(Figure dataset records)
####################

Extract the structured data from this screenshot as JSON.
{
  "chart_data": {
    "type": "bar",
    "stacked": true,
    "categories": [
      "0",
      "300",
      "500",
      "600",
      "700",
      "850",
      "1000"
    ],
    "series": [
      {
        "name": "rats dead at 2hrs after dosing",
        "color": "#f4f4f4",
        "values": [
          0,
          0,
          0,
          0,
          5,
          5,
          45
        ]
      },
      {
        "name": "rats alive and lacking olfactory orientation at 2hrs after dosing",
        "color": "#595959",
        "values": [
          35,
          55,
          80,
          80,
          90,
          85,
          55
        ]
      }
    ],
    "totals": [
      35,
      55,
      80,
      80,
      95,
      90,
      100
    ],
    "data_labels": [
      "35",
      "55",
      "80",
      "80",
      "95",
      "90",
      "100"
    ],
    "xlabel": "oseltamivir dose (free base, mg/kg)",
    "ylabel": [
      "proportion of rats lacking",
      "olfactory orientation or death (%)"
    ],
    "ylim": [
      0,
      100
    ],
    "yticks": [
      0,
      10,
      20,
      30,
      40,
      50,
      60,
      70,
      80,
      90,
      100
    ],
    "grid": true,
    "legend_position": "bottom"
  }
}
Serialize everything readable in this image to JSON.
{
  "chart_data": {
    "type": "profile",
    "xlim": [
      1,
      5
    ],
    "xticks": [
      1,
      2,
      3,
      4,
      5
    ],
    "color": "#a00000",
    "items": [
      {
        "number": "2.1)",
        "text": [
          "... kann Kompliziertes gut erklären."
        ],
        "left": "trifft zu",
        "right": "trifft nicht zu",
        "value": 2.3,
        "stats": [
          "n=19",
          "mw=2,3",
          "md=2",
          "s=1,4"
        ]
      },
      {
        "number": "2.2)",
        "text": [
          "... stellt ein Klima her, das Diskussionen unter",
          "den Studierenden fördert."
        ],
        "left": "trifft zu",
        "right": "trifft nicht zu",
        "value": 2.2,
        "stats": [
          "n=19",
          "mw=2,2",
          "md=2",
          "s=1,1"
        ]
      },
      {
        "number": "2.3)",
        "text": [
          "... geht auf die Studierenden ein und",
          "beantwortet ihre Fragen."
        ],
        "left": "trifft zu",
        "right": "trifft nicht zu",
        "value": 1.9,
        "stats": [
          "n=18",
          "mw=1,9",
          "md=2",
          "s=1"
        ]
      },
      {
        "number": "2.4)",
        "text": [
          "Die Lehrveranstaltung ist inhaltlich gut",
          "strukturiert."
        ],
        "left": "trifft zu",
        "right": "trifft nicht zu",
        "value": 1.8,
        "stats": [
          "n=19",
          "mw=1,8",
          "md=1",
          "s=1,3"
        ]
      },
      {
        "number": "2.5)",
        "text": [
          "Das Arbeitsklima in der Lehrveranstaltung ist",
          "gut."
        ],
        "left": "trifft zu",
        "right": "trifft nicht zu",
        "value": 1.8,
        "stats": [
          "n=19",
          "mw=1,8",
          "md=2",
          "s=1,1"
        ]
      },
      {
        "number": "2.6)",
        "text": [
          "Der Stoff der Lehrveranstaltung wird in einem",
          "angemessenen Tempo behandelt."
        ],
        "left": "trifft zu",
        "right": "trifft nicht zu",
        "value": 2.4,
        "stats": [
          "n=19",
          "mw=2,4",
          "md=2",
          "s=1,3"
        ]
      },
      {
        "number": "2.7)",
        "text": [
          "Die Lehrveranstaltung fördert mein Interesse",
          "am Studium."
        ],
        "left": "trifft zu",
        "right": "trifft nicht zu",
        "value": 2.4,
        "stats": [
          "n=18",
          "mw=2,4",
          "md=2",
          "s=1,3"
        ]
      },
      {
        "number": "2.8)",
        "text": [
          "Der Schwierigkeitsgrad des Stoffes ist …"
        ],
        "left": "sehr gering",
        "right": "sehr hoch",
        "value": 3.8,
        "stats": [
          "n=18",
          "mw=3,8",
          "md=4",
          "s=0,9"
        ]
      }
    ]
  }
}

####################

→ **DIRECTIONS**:
Retype all of the entries precisely as they are.

→ **COMPLETE RESPONSE**:
Extract the structured data from this screenshot as JSON.
{
  "chart_data": {
    "type": "bar",
    "stacked": true,
    "categories": [
      "0",
      "300",
      "500",
      "600",
      "700",
      "850",
      "1000"
    ],
    "series": [
      {
        "name": "rats dead at 2hrs after dosing",
        "color": "#f4f4f4",
        "values": [
          0,
          0,
          0,
          0,
          5,
          5,
          45
        ]
      },
      {
        "name": "rats alive and lacking olfactory orientation at 2hrs after dosing",
        "color": "#595959",
        "values": [
          35,
          55,
          80,
          80,
          90,
          85,
          55
        ]
      }
    ],
    "totals": [
      35,
      55,
      80,
      80,
      95,
      90,
      100
    ],
    "data_labels": [
      "35",
      "55",
      "80",
      "80",
      "95",
      "90",
      "100"
    ],
    "xlabel": "oseltamivir dose (free base, mg/kg)",
    "ylabel": [
      "proportion of rats lacking",
      "olfactory orientation or death (%)"
    ],
    "ylim": [
      0,
      100
    ],
    "yticks": [
      0,
      10,
      20,
      30,
      40,
      50,
      60,
      70,
      80,
      90,
      100
    ],
    "grid": true,
    "legend_position": "bottom"
  }
}
Serialize everything readable in this image to JSON.
{
  "chart_data": {
    "type": "profile",
    "xlim": [
      1,
      5
    ],
    "xticks": [
      1,
      2,
      3,
      4,
      5
    ],
    "color": "#a00000",
    "items": [
      {
        "number": "2.1)",
        "text": [
          "... kann Kompliziertes gut erklären."
        ],
        "left": "trifft zu",
        "right": "trifft nicht zu",
        "value": 2.3,
        "stats": [
          "n=19",
          "mw=2,3",
          "md=2",
          "s=1,4"
        ]
      },
      {
        "number": "2.2)",
        "text": [
          "... stellt ein Klima her, das Diskussionen unter",
          "den Studierenden fördert."
        ],
        "left": "trifft zu",
        "right": "trifft nicht zu",
        "value": 2.2,
        "stats": [
          "n=19",
          "mw=2,2",
          "md=2",
          "s=1,1"
        ]
      },
      {
        "number": "2.3)",
        "text": [
          "... geht auf die Studierenden ein und",
          "beantwortet ihre Fragen."
        ],
        "left": "trifft zu",
        "right": "trifft nicht zu",
        "value": 1.9,
        "stats": [
          "n=18",
          "mw=1,9",
          "md=2",
          "s=1"
        ]
      },
      {
        "number": "2.4)",
        "text": [
          "Die Lehrveranstaltung ist inhaltlich gut",
          "strukturiert."
        ],
        "left": "trifft zu",
        "right": "trifft nicht zu",
        "value": 1.8,
        "stats": [
          "n=19",
          "mw=1,8",
          "md=1",
          "s=1,3"
        ]
      },
      {
        "number": "2.5)",
        "text": [
          "Das Arbeitsklima in der Lehrveranstaltung ist",
          "gut."
        ],
        "left": "trifft zu",
        "right": "trifft nicht zu",
        "value": 1.8,
        "stats": [
          "n=19",
          "mw=1,8",
          "md=2",
          "s=1,1"
        ]
      },
      {
        "number": "2.6)",
        "text": [
          "Der Stoff der Lehrveranstaltung wird in einem",
          "angemessenen Tempo behandelt."
        ],
        "left": "trifft zu",
        "right": "trifft nicht zu",
        "value": 2.4,
        "stats": [
          "n=19",
          "mw=2,4",
          "md=2",
          "s=1,3"
        ]
      },
      {
        "number": "2.7)",
        "text": [
          "Die Lehrveranstaltung fördert mein Interesse",
          "am Studium."
        ],
        "left": "trifft zu",
        "right": "trifft nicht zu",
        "value": 2.4,
        "stats": [
          "n=18",
          "mw=2,4",
          "md=2",
          "s=1,3"
        ]
      },
      {
        "number": "2.8)",
        "text": [
          "Der Schwierigkeitsgrad des Stoffes ist …"
        ],
        "left": "sehr gering",
        "right": "sehr hoch",
        "value": 3.8,
        "stats": [
          "n=18",
          "mw=3,8",
          "md=4",
          "s=0,9"
        ]
      }
    ]
  }
}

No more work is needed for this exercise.